> [Requirements] Please print the records word for word, beginning with their first line and stopping after the line that contains "download-label: Download: [695, 92, 767, 111]".

> [Available data]

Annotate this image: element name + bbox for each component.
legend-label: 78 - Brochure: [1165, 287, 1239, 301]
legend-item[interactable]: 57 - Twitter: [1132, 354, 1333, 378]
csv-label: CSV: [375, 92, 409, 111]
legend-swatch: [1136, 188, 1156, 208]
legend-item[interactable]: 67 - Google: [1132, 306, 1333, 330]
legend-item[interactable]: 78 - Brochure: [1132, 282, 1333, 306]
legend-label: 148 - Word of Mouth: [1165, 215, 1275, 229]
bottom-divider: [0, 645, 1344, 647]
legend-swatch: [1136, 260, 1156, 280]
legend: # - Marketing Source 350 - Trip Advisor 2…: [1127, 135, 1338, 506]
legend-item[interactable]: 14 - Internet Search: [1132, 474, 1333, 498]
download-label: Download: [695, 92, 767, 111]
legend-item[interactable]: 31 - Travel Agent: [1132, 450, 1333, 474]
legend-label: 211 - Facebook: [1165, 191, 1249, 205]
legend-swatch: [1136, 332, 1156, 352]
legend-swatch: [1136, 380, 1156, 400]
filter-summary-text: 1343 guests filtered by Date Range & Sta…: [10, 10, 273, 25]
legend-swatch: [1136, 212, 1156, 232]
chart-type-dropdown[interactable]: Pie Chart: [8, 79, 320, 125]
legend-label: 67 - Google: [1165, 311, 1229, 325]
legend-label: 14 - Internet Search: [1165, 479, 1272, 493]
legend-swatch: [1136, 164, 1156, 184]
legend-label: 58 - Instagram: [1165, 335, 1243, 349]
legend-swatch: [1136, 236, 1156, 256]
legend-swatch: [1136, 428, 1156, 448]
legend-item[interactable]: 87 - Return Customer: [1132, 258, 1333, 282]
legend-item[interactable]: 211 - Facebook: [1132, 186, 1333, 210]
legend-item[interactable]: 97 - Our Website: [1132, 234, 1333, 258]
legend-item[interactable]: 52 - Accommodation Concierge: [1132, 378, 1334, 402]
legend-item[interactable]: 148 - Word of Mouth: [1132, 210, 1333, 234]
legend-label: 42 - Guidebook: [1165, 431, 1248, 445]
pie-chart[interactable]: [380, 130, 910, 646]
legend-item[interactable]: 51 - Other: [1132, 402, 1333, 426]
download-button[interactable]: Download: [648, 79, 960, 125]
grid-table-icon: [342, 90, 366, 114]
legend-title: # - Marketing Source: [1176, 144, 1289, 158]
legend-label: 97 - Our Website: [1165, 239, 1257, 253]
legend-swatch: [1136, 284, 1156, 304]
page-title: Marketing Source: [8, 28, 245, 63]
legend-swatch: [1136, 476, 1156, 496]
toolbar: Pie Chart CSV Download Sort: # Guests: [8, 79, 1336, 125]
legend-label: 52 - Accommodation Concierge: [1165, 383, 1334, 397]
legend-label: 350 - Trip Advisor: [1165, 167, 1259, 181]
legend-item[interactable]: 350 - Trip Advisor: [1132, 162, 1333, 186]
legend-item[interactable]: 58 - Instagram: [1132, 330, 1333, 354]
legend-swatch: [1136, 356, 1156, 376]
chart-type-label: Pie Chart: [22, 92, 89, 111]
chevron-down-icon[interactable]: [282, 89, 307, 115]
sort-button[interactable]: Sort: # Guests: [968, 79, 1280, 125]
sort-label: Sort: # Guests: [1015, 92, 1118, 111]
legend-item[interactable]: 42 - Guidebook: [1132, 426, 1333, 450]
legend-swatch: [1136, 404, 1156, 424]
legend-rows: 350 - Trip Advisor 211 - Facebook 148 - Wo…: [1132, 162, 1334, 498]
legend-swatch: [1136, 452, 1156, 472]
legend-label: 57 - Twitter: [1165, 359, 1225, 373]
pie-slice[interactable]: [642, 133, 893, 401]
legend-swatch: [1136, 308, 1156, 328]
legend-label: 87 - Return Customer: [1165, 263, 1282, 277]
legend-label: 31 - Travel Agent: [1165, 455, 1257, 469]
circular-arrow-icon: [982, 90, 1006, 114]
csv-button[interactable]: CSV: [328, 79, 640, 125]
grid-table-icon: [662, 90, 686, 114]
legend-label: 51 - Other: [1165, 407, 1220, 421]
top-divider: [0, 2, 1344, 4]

> [Reply]
Annotate this image: element name + bbox for each component.
legend-label: 78 - Brochure: [1165, 287, 1239, 301]
legend-item[interactable]: 57 - Twitter: [1132, 354, 1333, 378]
csv-label: CSV: [375, 92, 409, 111]
legend-swatch: [1136, 188, 1156, 208]
legend-item[interactable]: 67 - Google: [1132, 306, 1333, 330]
legend-item[interactable]: 78 - Brochure: [1132, 282, 1333, 306]
legend-label: 148 - Word of Mouth: [1165, 215, 1275, 229]
bottom-divider: [0, 645, 1344, 647]
legend-swatch: [1136, 260, 1156, 280]
legend: # - Marketing Source 350 - Trip Advisor 2…: [1127, 135, 1338, 506]
legend-item[interactable]: 14 - Internet Search: [1132, 474, 1333, 498]
download-label: Download: [695, 92, 767, 111]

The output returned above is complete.